— Start of TEXT EXCERPT —
Curio’s approach was based on three key critical success factors:

  • A partnership with academics that encouraged them to embrace active learning principles over more traditional methods 
  • An ability to communicate complex and challenging subjects in an engaging and motivating way 
  • An iterative approach to the project ensured stakeholders’ voices and ambitions were reflected in the final product


First, Curio collaborated with Leeds’ academics to explore their ambitions for the program. Initial ambitions were for a typical “e-learning” course consisting of lengthy didactic videos interrupted by multiple-choice quizzes. Curio explained the benefits of active learning principles, in which learners engage in a variety of learning formats and apply their new knowledge to activities that enable the retention of learning. Having secured buy-in from stakeholders, we proceeded to produce a course in which learners actively explore the implications of the climate crisis for themselves, their community, and the planet.



Figure 1: Learners engage in active learning that promotes deeper knowledge retention.

                               


The climate crisis is a complex, wicked problem with multiple causes and roots. Learning about the climate crisis and its impacts is challenging and confronting for learners. Climate anxiety is real. Curio collaborated with academic experts to design a course structure that scaffolds student’s learning. Students explore a sequence of modules that cover discrete topics but which signpost how the topics overlap and affect each other. The course has a section on climate anxiety upfront and ends with an action-oriented module on how learners can contribute to change.
— End of TEXT EXCERPT —
— Start of ENTRIES PROVIDED —
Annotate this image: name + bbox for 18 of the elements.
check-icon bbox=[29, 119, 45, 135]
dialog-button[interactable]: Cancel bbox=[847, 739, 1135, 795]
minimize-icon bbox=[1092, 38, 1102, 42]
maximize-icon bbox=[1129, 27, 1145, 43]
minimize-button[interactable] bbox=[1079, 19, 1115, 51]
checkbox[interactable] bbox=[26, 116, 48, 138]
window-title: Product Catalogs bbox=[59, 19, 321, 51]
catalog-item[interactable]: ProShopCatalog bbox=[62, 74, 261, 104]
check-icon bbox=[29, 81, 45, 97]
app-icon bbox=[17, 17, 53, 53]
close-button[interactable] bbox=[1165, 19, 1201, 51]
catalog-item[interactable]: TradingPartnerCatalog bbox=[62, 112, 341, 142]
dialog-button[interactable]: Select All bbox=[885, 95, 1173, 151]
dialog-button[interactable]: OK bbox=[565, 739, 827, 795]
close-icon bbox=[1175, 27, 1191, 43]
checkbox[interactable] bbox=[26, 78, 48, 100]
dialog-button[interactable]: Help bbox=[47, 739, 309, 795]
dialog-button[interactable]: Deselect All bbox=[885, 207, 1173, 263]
— End of ENTRIES PROVIDED —
* WRITTEN REQUEST 1:
What are the three critical success factors that the Curio climate course text names as the basis of its approach?
* WRITTEN REQUEST 2:
Pick up the Curio climate course text after its last sentence and carry it forward.
These lines have no connection to the text about Curio's climate course.

* EXERCISE OUTPUT 1:
- A partnership with academics that encouraged them to embrace active learning principles over more traditional methods
- An ability to communicate complex and challenging subjects in an engaging and motivating way
- An iterative approach to the project that ensured stakeholders' voices and ambitions were reflected in the final product

* EXERCISE OUTPUT 2:
Figure 2: Discrete modules scaffold students’ learning about the complex climate crisis 

                         Enabling carbon literacy among students at the University of Leeds


As the project progressed, it became clear that the complexity of the climate crisis required a larger course than originally anticipated. Curio adapted its project approach to extend our timelines and provide more time for academic experts to make their contributions. We agreed on new feedback loops to allow time for academic review and further revisions and showcases of the course to senior stakeholders to ensure buy-in and success at launch. The result is a course that teaches the climate crisis in detail, showcases the university as a champion of sustainability, and enables students at the University of Leeds to respond positively to the most pressing challenge of our time.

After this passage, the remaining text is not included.